>>

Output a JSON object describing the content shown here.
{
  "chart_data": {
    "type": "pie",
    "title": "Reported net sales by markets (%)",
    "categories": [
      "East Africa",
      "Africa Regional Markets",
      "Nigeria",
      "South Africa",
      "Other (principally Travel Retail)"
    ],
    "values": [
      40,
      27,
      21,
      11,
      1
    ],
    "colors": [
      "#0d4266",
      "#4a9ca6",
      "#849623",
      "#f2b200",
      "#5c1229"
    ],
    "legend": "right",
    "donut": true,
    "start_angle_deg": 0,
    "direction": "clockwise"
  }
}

<<

REQUIRED WORK: State, as a bare number, how many lines of the listing hold the word "Africa".

COMPLETED EXERCISE: 3